[Data entries]
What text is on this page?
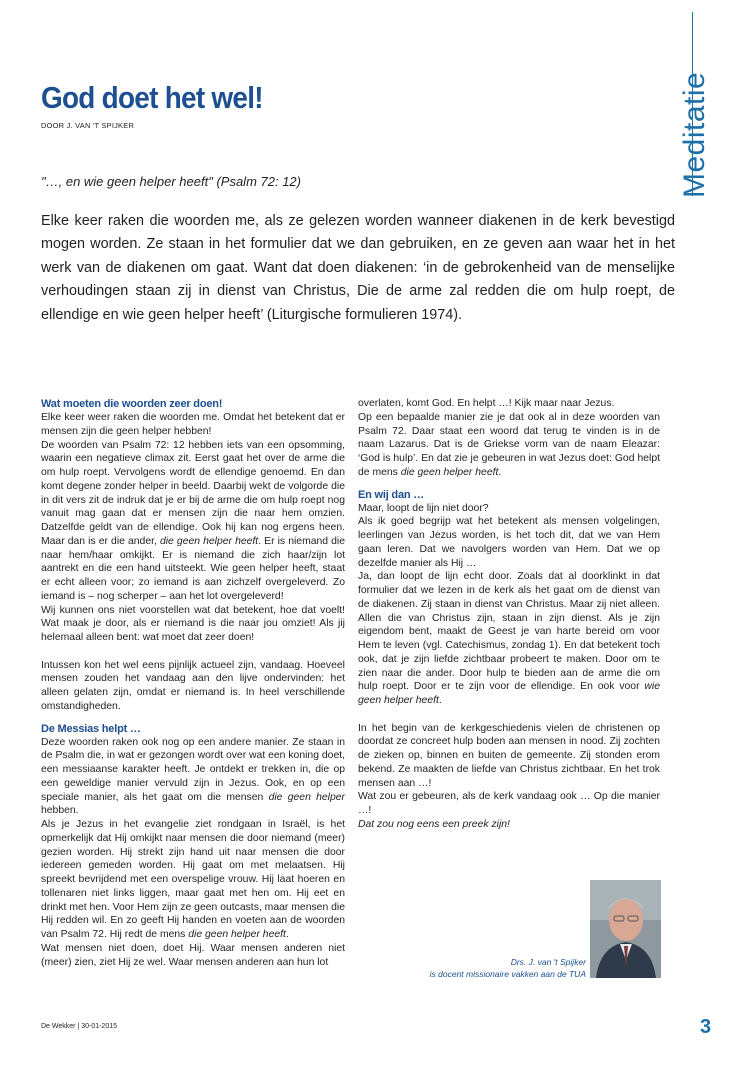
Meditatie
God doet het wel!
DOOR J. VAN 'T SPIJKER
"…, en wie geen helper heeft" (Psalm 72: 12)
Elke keer raken die woorden me, als ze gelezen worden wanneer diakenen in de kerk bevestigd mogen worden. Ze staan in het formulier dat we dan gebruiken, en ze geven aan waar het in het werk van de diakenen om gaat. Want dat doen diakenen: ‘in de gebrokenheid van de menselijke verhoudingen staan zij in dienst van Christus, Die de arme zal redden die om hulp roept, de ellendige en wie geen helper heeft’ (Liturgische formulieren 1974).
Wat moeten die woorden zeer doen!

Elke keer weer raken die woorden me. Omdat het betekent dat er mensen zijn die geen helper hebben!

De woorden van Psalm 72: 12 hebben iets van een opsomming, waarin een negatieve climax zit. Eerst gaat het over de arme die om hulp roept. Vervolgens wordt de ellendige genoemd. En dan komt degene zonder helper in beeld. Daarbij wekt de volgorde die in dit vers zit de indruk dat je er bij de arme die om hulp roept nog vanuit mag gaan dat er mensen zijn die naar hem omzien. Datzelfde geldt van de ellendige. Ook hij kan nog ergens heen. Maar dan is er die ander, die geen helper heeft. Er is niemand die naar hem/haar omkijkt. Er is niemand die zich haar/zijn lot aantrekt en die een hand uitsteekt. Wie geen helper heeft, staat er echt alleen voor; zo iemand is aan zichzelf overgeleverd. Zo iemand is – nog scherper – aan het lot overgeleverd!

Wij kunnen ons niet voorstellen wat dat betekent, hoe dat voelt! Wat maak je door, als er niemand is die naar jou omziet! Als jij helemaal alleen bent: wat moet dat zeer doen!

Intussen kon het wel eens pijnlijk actueel zijn, vandaag. Hoeveel mensen zouden het vandaag aan den lijve ondervinden: het alleen gelaten zijn, omdat er niemand is. In heel verschillende omstandigheden.

De Messias helpt …

Deze woorden raken ook nog op een andere manier. Ze staan in de Psalm die, in wat er gezongen wordt over wat een koning doet, een messiaanse karakter heeft. Je ontdekt er trekken in, die op een geweldige manier vervuld zijn in Jezus. Ook, en op een speciale manier, als het gaat om die mensen die geen helper hebben.

Als je Jezus in het evangelie ziet rondgaan in Israël, is het opmerkelijk dat Hij omkijkt naar mensen die door niemand (meer) gezien worden. Hij strekt zijn hand uit naar mensen die door iedereen gemeden worden. Hij gaat om met melaatsen. Hij spreekt bevrijdend met een overspelige vrouw. Hij laat hoeren en tollenaren niet links liggen, maar gaat met hen om. Hij eet en drinkt met hen. Voor Hem zijn ze geen outcasts, maar mensen die Hij redden wil. En zo geeft Hij handen en voeten aan de woorden van Psalm 72. Hij redt de mens die geen helper heeft.

Wat mensen niet doen, doet Hij. Waar mensen anderen niet (meer) zien, ziet Hij ze wel. Waar mensen anderen aan hun lot

overlaten, komt God. En helpt …! Kijk maar naar Jezus.

Op een bepaalde manier zie je dat ook al in deze woorden van Psalm 72. Daar staat een woord dat terug te vinden is in de naam Lazarus. Dat is de Griekse vorm van de naam Eleazar: ‘God is hulp’. En dat zie je gebeuren in wat Jezus doet: God helpt de mens die geen helper heeft.

En wij dan …

Maar, loopt de lijn niet door?

Als ik goed begrijp wat het betekent als mensen volgelingen, leerlingen van Jezus worden, is het toch dit, dat we van Hem gaan leren. Dat we navolgers worden van Hem. Dat we op dezelfde manier als Hij …

Ja, dan loopt de lijn echt door. Zoals dat al doorklinkt in dat formulier dat we lezen in de kerk als het gaat om de dienst van de diakenen. Zij staan in dienst van Christus. Maar zij niet alleen. Allen die van Christus zijn, staan in zijn dienst. Als je zijn eigendom bent, maakt de Geest je van harte bereid om voor Hem te leven (vgl. Catechismus, zondag 1). En dat betekent toch ook, dat je zijn liefde zichtbaar probeert te maken. Door om te zien naar die ander. Door hulp te bieden aan de arme die om hulp roept. Door er te zijn voor de ellendige. En ook voor wie geen helper heeft.

In het begin van de kerkgeschiedenis vielen de christenen op doordat ze concreet hulp boden aan mensen in nood. Zij zochten de zieken op, binnen en buiten de gemeente. Zij stonden erom bekend. Ze maakten de liefde van Christus zichtbaar. En het trok mensen aan …!

Wat zou er gebeuren, als de kerk vandaag ook … Op die manier …!

Dat zou nog eens een preek zijn!

Drs. J. van 't Spijker
is docent missionaire vakken aan de TUA
De Wekker | 30-01-2015	3
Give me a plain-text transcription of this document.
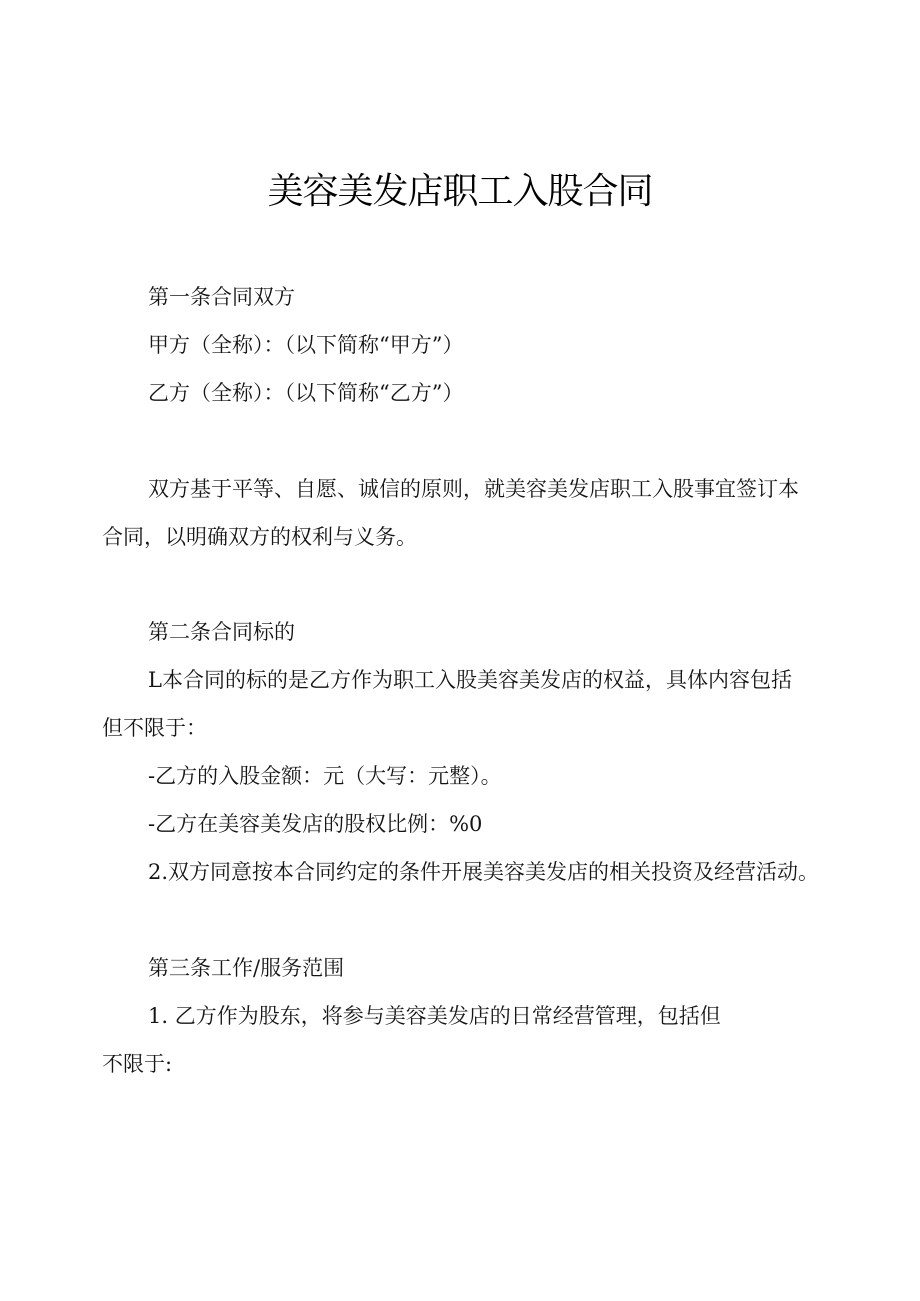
美容美发店职工入股合同
第一条合同双方
甲方（全称）：（以下简称“甲方”）
乙方（全称）：（以下简称“乙方”）
双方基于平等、自愿、诚信的原则，就美容美发店职工入股事宜签订本
合同，以明确双方的权利与义务。
第二条合同标的
L本合同的标的是乙方作为职工入股美容美发店的权益，具体内容包括
但不限于：
-乙方的入股金额：元（大写：元整）。
-乙方在美容美发店的股权比例：%0
2.双方同意按本合同约定的条件开展美容美发店的相关投资及经营活动。
第三条工作/服务范围
1. 乙方作为股东，将参与美容美发店的日常经营管理，包括但
不限于:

WORK INSTRUCTIONS → Copy out every line in the listing where the word "zeer" appears.

OUTPUT FOR THIS TASK →
Wat moeten die woorden zeer doen!
Wij kunnen ons niet voorstellen wat dat betekent, hoe dat voelt! Wat maak je door, als er niemand is die naar jou omziet! Als jij helemaal alleen bent: wat moet dat zeer doen!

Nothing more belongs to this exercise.